DIRECTIVE: Without including any images, reproduce each entry exactly.

TASK INPUT:
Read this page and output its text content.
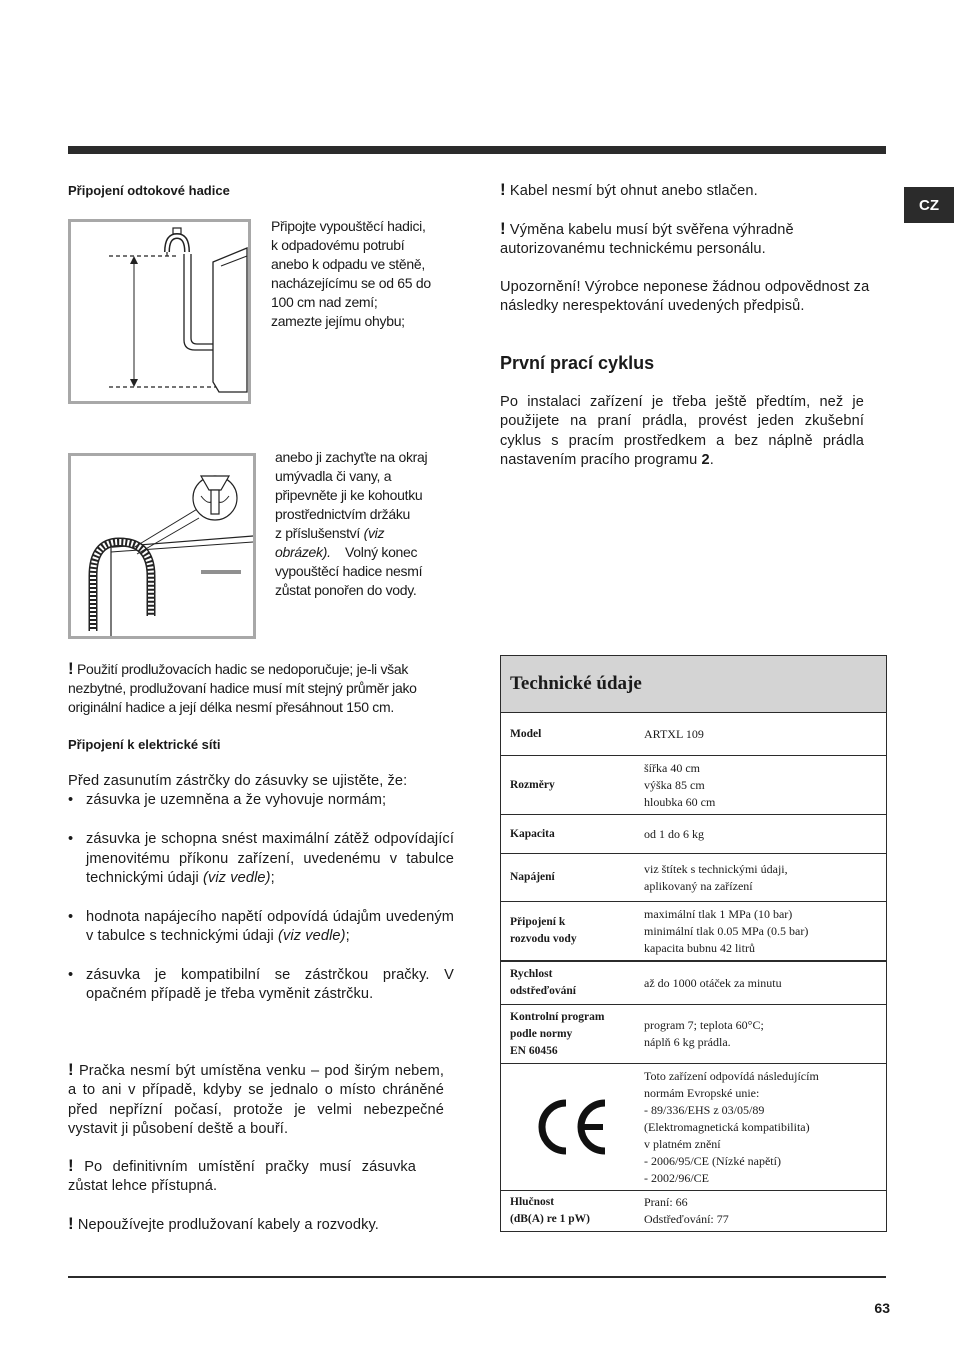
CZ
Připojení odtokové hadice
Připojte vypouštěcí hadici,
k odpadovému potrubí
anebo k odpadu ve stěně,
nacházejícímu se od 65 do
100 cm nad zemí;
zamezte jejímu ohybu;
anebo ji zachyťte na okraj
umývadla či vany, a
připevněte ji ke kohoutku
prostřednictvím držáku
z příslušenství (viz
obrázek). Volný konec
vypouštěcí hadice nesmí
zůstat ponořen do vody.
! Použití prodlužovacích hadic se nedoporučuje; je-li však
nezbytné, prodlužovaní hadice musí mít stejný průměr jako
originální hadice a její délka nesmí přesáhnout 150 cm.
Připojení k elektrické síti
Před zasunutím zástrčky do zásuvky se ujistěte, že:
• zásuvka je uzemněna a že vyhovuje normám;
• zásuvka je schopna snést maximální zátěž odpovídající jmenovitému příkonu zařízení, uvedenému v tabulce technickými údaji (viz vedle);
• hodnota napájecího napětí odpovídá údajům uvedeným v tabulce s technickými údaji (viz vedle);
• zásuvka je kompatibilní se zástrčkou pračky. V opačném případě je třeba vyměnit zástrčku.
! Pračka nesmí být umístěna venku – pod širým nebem, a to ani v případě, kdyby se jednalo o místo chráněné před nepřízní počasí, protože je velmi nebezpečné vystavit ji působení deště a bouří.
! Po definitivním umístění pračky musí zásuvka zůstat lehce přístupná.
! Nepoužívejte prodlužovaní kabely a rozvodky.
! Kabel nesmí být ohnut anebo stlačen.
! Výměna kabelu musí být svěřena výhradně autorizovanému technickému personálu.
Upozornění! Výrobce neponese žádnou odpovědnost za následky nerespektování uvedených předpisů.
První prací cyklus
Po instalaci zařízení je třeba ještě předtím, než je použijete na praní prádla, provést jeden zkušební cyklus s pracím prostředkem a bez náplně prádla nastavením pracího programu 2.
Technické údaje
Model	ARTXL 109
Rozměry
šířka 40 cm
výška 85 cm
hloubka 60 cm
Kapacita	od 1 do 6 kg
Napájení
viz štítek s technickými údaji,
aplikovaný na zařízení
Připojení k
rozvodu vody
maximální tlak 1 MPa (10 bar)
minimální tlak 0.05 MPa (0.5 bar)
kapacita bubnu 42 litrů
Rychlost
odstřeďování
až do 1000 otáček za minutu
Kontrolní program
podle normy
EN 60456
program 7; teplota 60°C;
náplň 6 kg prádla.
Toto zařízení odpovídá následujícím
normám Evropské unie:
- 89/336/EHS z 03/05/89
(Elektromagnetická kompatibilita)
v platném znění
- 2006/95/CE (Nízké napětí)
- 2002/96/CE
Hlučnost
(dB(A) re 1 pW)
Praní: 66
Odstřeďování: 77
63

COMPLETED TASK:
Read this page and output its text content.
CZ
Připojení odtokové hadice
Připojte vypouštěcí hadici,
k odpadovému potrubí
anebo k odpadu ve stěně,
nacházejícímu se od 65 do
100 cm nad zemí;
zamezte jejímu ohybu;
anebo ji zachyťte na okraj
umývadla či vany, a
připevněte ji ke kohoutku
prostřednictvím držáku
z příslušenství (viz
obrázek). Volný konec
vypouštěcí hadice nesmí
zůstat ponořen do vody.
! Použití prodlužovacích hadic se nedoporučuje; je-li však
nezbytné, prodlužovaní hadice musí mít stejný průměr jako
originální hadice a její délka nesmí přesáhnout 150 cm.
Připojení k elektrické síti
Před zasunutím zástrčky do zásuvky se ujistěte, že:
• zásuvka je uzemněna a že vyhovuje normám;
• zásuvka je schopna snést maximální zátěž odpovídající jmenovitému příkonu zařízení, uvedenému v tabulce technickými údaji (viz vedle);
• hodnota napájecího napětí odpovídá údajům uvedeným v tabulce s technickými údaji (viz vedle);
• zásuvka je kompatibilní se zástrčkou pračky. V opačném případě je třeba vyměnit zástrčku.
! Pračka nesmí být umístěna venku – pod širým nebem, a to ani v případě, kdyby se jednalo o místo chráněné před nepřízní počasí, protože je velmi nebezpečné vystavit ji působení deště a bouří.
! Po definitivním umístění pračky musí zásuvka zůstat lehce přístupná.
! Nepoužívejte prodlužovaní kabely a rozvodky.
! Kabel nesmí být ohnut anebo stlačen.
! Výměna kabelu musí být svěřena výhradně autorizovanému technickému personálu.
Upozornění! Výrobce neponese žádnou odpovědnost za následky nerespektování uvedených předpisů.
První prací cyklus
Po instalaci zařízení je třeba ještě předtím, než je použijete na praní prádla, provést jeden zkušební cyklus s pracím prostředkem a bez náplně prádla nastavením pracího programu 2.
Technické údaje
Model	ARTXL 109
Rozměry
šířka 40 cm
výška 85 cm
hloubka 60 cm
Kapacita	od 1 do 6 kg
Napájení
viz štítek s technickými údaji,
aplikovaný na zařízení
Připojení k
rozvodu vody
maximální tlak 1 MPa (10 bar)
minimální tlak 0.05 MPa (0.5 bar)
kapacita bubnu 42 litrů
Rychlost
odstřeďování
až do 1000 otáček za minutu
Kontrolní program
podle normy
EN 60456
program 7; teplota 60°C;
náplň 6 kg prádla.
Toto zařízení odpovídá následujícím
normám Evropské unie:
- 89/336/EHS z 03/05/89
(Elektromagnetická kompatibilita)
v platném znění
- 2006/95/CE (Nízké napětí)
- 2002/96/CE
Hlučnost
(dB(A) re 1 pW)
Praní: 66
Odstřeďování: 77
63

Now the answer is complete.